#### Document
"""

Broadway’s ‘Parade’: Wrapped in Folds of Civic Pageantry
ALFRED UHRY’S MUSICAL PARADE, co-conceived by Hal Prince with music and lyrics by Jason Robert Brown, is now playing to sell-out crowds and rave reviews, and back on Broadway after 25 years (for a limited run through Sunday, August 6) at the Bernard B. Jacobs Theatre in New York City. A long time in coming, Parade took its first Broadway bow at Lincoln Center Theater in 1998 under the direction of Harold Prince where it won a Tony Award for best score and book. It ran for 39 previews and 84 regular performances.
In a major reworking in September of 2007, Parade, directed and choreographed by Rob Ashford at the Donmar Warehouse in London, opened to positive reviews. As one critic noted, “the Donmar production establishes Parade as an ambitious, musically daring piece that deserves praise attempting to intertwine the political and the personal.”
Crossing the pond to stateside, Parade, directed by Michael Arden, made its second U.S. bow to glorious reviews at New York City Center’s Encores series in November 2007. Lionizing the musical, the New York Times wrote, “City Center’s gala production delves further into America’s history of racism, antisemitism, violence, and justice delivers the best-sung musical in many a New York Season.”
Set in Atlanta in the year 1913, Parade follows the real-life story of Leo Frank, a Jewish Northerner from Brooklyn who was accused in the sexual assault and murder of Mary Phagan, a 13-year-old girl who worked at a pencil factory where Leo was the superintendent. The telling of this story begins on the same day that the city of Atlanta is celebrating their yearly Confederate Memorial Day.

"""

#### Raw data

"""

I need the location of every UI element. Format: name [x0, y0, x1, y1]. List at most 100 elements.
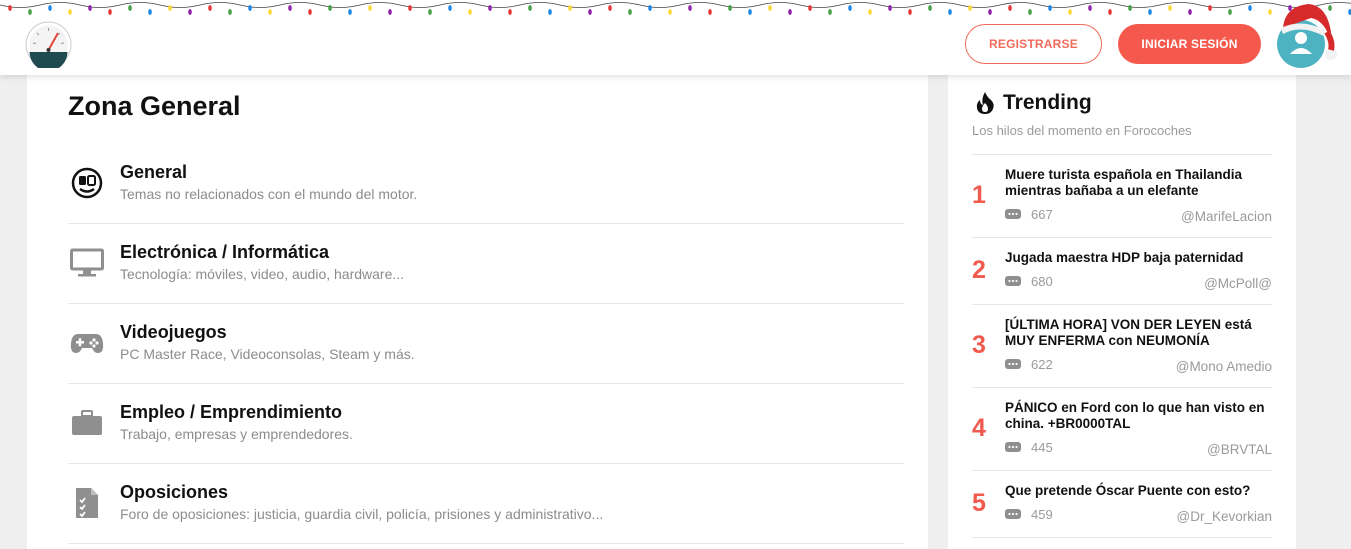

"""

#### To-do list
a) Translate this sentence from the Parade article into Spanish: "In a major reworking in September of 2007, Parade, directed and choreographed by Rob Ashford at the Donmar Warehouse in London, opened to positive reviews."
b) Reproduce the portion of the Parade article that opens with the words "Broadway’s ‘Parade’: Wrapped" and closes with "84 regular performances.", swapping "Tony Award" for "Drama Desk Award".

#### List of solutions
a) En una importante reelaboración en septiembre de 2007, Parade, dirigida y coreografiada por Rob Ashford en el Donmar Warehouse de Londres, se estrenó con críticas positivas.

b)
Broadway’s ‘Parade’: Wrapped in Folds of Civic Pageantry
ALFRED UHRY’S MUSICAL PARADE, co-conceived by Hal Prince with music and lyrics by Jason Robert Brown, is now playing to sell-out crowds and rave reviews, and back on Broadway after 25 years (for a limited run through Sunday, August 6) at the Bernard B. Jacobs Theatre in New York City. A long time in coming, Parade took its first Broadway bow at Lincoln Center Theater in 1998 under the direction of Harold Prince where it won a Drama Desk Award for best score and book. It ran for 39 previews and 84 regular performances.